### Instruction
Your task is to repeat the lines below exactly, excluding any pictures they contain.

### Provided information

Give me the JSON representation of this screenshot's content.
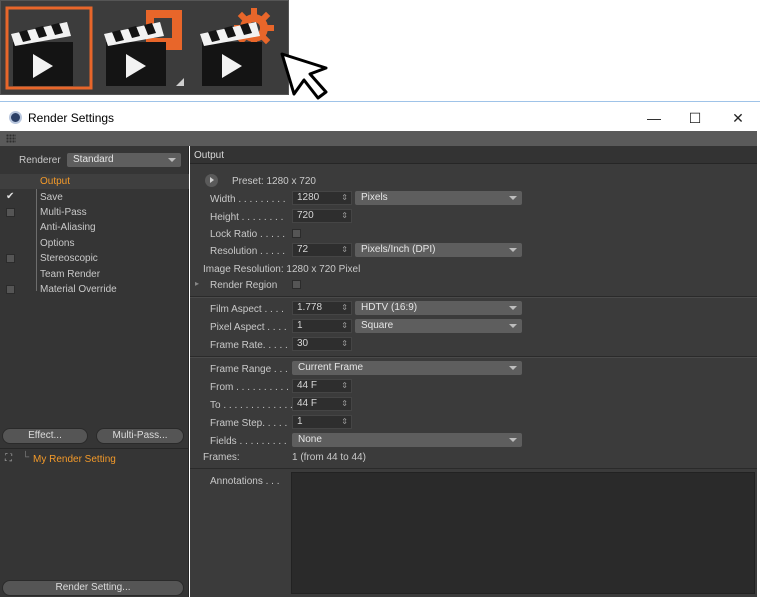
{
  "window": {
    "title": "Render Settings",
    "minimize": "—",
    "maximize": "☐",
    "close": "✕"
  },
  "toolbar_icons": [
    "render-view-icon",
    "render-to-picture-viewer-icon",
    "edit-render-settings-icon"
  ],
  "left": {
    "renderer_label": "Renderer",
    "renderer_value": "Standard",
    "tree": [
      {
        "label": "Output",
        "selected": true,
        "check": ""
      },
      {
        "label": "Save",
        "check": "✔"
      },
      {
        "label": "Multi-Pass",
        "check": "box"
      },
      {
        "label": "Anti-Aliasing",
        "check": ""
      },
      {
        "label": "Options",
        "check": ""
      },
      {
        "label": "Stereoscopic",
        "check": "box"
      },
      {
        "label": "Team Render",
        "check": ""
      },
      {
        "label": "Material Override",
        "check": "box"
      }
    ],
    "effect_button": "Effect...",
    "multipass_button": "Multi-Pass...",
    "setting_name": "My Render Setting",
    "render_setting_button": "Render Setting..."
  },
  "output": {
    "header": "Output",
    "preset": "Preset: 1280 x 720",
    "width_label": "Width . . . . . . . . .",
    "width_value": "1280",
    "width_unit": "Pixels",
    "height_label": "Height . . . . . . . .",
    "height_value": "720",
    "lock_ratio_label": "Lock Ratio . . . . .",
    "resolution_label": "Resolution . . . . .",
    "resolution_value": "72",
    "resolution_unit": "Pixels/Inch (DPI)",
    "image_resolution": "Image Resolution: 1280 x 720 Pixel",
    "render_region_label": "Render Region",
    "film_aspect_label": "Film Aspect . . . .",
    "film_aspect_value": "1.778",
    "film_aspect_preset": "HDTV (16:9)",
    "pixel_aspect_label": "Pixel Aspect . . . .",
    "pixel_aspect_value": "1",
    "pixel_aspect_preset": "Square",
    "frame_rate_label": "Frame Rate. . . . .",
    "frame_rate_value": "30",
    "frame_range_label": "Frame Range . . .",
    "frame_range_value": "Current Frame",
    "from_label": "From . . . . . . . . . .",
    "from_value": "44 F",
    "to_label": "To . . . . . . . . . . . . .",
    "to_value": "44 F",
    "frame_step_label": "Frame Step. . . . .",
    "frame_step_value": "1",
    "fields_label": "Fields . . . . . . . . .",
    "fields_value": "None",
    "frames_label": "Frames:",
    "frames_value": "1 (from 44 to 44)",
    "annotations_label": "Annotations . . ."
  },
  "colors": {
    "accent": "#f39a2a",
    "panel": "#3b3b3b"
  }
}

### Task solution
Give me the JSON representation of this screenshot's content.
{
  "window": {
    "title": "Render Settings",
    "minimize": "—",
    "maximize": "☐",
    "close": "✕"
  },
  "toolbar_icons": [
    "render-view-icon",
    "render-to-picture-viewer-icon",
    "edit-render-settings-icon"
  ],
  "left": {
    "renderer_label": "Renderer",
    "renderer_value": "Standard",
    "tree": [
      {
        "label": "Output",
        "selected": true,
        "check": ""
      },
      {
        "label": "Save",
        "check": "✔"
      },
      {
        "label": "Multi-Pass",
        "check": "box"
      },
      {
        "label": "Anti-Aliasing",
        "check": ""
      },
      {
        "label": "Options",
        "check": ""
      },
      {
        "label": "Stereoscopic",
        "check": "box"
      },
      {
        "label": "Team Render",
        "check": ""
      },
      {
        "label": "Material Override",
        "check": "box"
      }
    ],
    "effect_button": "Effect...",
    "multipass_button": "Multi-Pass...",
    "setting_name": "My Render Setting",
    "render_setting_button": "Render Setting..."
  },
  "output": {
    "header": "Output",
    "preset": "Preset: 1280 x 720",
    "width_label": "Width . . . . . . . . .",
    "width_value": "1280",
    "width_unit": "Pixels",
    "height_label": "Height . . . . . . . .",
    "height_value": "720",
    "lock_ratio_label": "Lock Ratio . . . . .",
    "resolution_label": "Resolution . . . . .",
    "resolution_value": "72",
    "resolution_unit": "Pixels/Inch (DPI)",
    "image_resolution": "Image Resolution: 1280 x 720 Pixel",
    "render_region_label": "Render Region",
    "film_aspect_label": "Film Aspect . . . .",
    "film_aspect_value": "1.778",
    "film_aspect_preset": "HDTV (16:9)",
    "pixel_aspect_label": "Pixel Aspect . . . .",
    "pixel_aspect_value": "1",
    "pixel_aspect_preset": "Square",
    "frame_rate_label": "Frame Rate. . . . .",
    "frame_rate_value": "30",
    "frame_range_label": "Frame Range . . .",
    "frame_range_value": "Current Frame",
    "from_label": "From . . . . . . . . . .",
    "from_value": "44 F",
    "to_label": "To . . . . . . . . . . . . .",
    "to_value": "44 F",
    "frame_step_label": "Frame Step. . . . .",
    "frame_step_value": "1",
    "fields_label": "Fields . . . . . . . . .",
    "fields_value": "None",
    "frames_label": "Frames:",
    "frames_value": "1 (from 44 to 44)",
    "annotations_label": "Annotations . . ."
  },
  "colors": {
    "accent": "#f39a2a",
    "panel": "#3b3b3b"
  }
}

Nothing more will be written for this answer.